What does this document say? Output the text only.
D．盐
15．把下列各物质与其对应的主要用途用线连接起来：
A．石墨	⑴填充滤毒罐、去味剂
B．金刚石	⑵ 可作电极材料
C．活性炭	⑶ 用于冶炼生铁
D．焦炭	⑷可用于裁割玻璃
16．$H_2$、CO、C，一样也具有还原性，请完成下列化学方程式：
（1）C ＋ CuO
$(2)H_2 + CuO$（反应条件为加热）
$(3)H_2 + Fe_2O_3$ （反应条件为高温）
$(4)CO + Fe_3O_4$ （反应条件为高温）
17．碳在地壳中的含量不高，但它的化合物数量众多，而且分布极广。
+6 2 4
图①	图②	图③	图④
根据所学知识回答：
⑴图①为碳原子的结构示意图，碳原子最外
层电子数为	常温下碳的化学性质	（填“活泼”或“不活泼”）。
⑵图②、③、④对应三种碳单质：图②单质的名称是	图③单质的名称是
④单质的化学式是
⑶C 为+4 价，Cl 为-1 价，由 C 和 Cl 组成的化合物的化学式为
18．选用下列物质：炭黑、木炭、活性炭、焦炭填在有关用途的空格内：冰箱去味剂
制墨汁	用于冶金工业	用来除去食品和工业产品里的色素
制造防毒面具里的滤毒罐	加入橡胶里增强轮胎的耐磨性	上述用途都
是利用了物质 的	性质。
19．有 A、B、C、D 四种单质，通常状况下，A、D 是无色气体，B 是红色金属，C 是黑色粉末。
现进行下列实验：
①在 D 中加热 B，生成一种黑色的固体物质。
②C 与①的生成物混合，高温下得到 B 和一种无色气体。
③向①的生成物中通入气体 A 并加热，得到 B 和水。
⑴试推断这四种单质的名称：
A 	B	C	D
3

• [What the task asks] Take the lines above and print them exactly.

• [Full output]
What does this document say? Output the text only.
D．盐
15．把下列各物质与其对应的主要用途用线连接起来：
A．石墨	⑴填充滤毒罐、去味剂
B．金刚石	⑵ 可作电极材料
C．活性炭	⑶ 用于冶炼生铁
D．焦炭	⑷可用于裁割玻璃
16．$H_2$、CO、C，一样也具有还原性，请完成下列化学方程式：
（1）C ＋ CuO
$(2)H_2 + CuO$（反应条件为加热）
$(3)H_2 + Fe_2O_3$ （反应条件为高温）
$(4)CO + Fe_3O_4$ （反应条件为高温）
17．碳在地壳中的含量不高，但它的化合物数量众多，而且分布极广。
+6 2 4
图①	图②	图③	图④
根据所学知识回答：
⑴图①为碳原子的结构示意图，碳原子最外
层电子数为	常温下碳的化学性质	（填“活泼”或“不活泼”）。
⑵图②、③、④对应三种碳单质：图②单质的名称是	图③单质的名称是
④单质的化学式是
⑶C 为+4 价，Cl 为-1 价，由 C 和 Cl 组成的化合物的化学式为
18．选用下列物质：炭黑、木炭、活性炭、焦炭填在有关用途的空格内：冰箱去味剂
制墨汁	用于冶金工业	用来除去食品和工业产品里的色素
制造防毒面具里的滤毒罐	加入橡胶里增强轮胎的耐磨性	上述用途都
是利用了物质 的	性质。
19．有 A、B、C、D 四种单质，通常状况下，A、D 是无色气体，B 是红色金属，C 是黑色粉末。
现进行下列实验：
①在 D 中加热 B，生成一种黑色的固体物质。
②C 与①的生成物混合，高温下得到 B 和一种无色气体。
③向①的生成物中通入气体 A 并加热，得到 B 和水。
⑴试推断这四种单质的名称：
A 	B	C	D
3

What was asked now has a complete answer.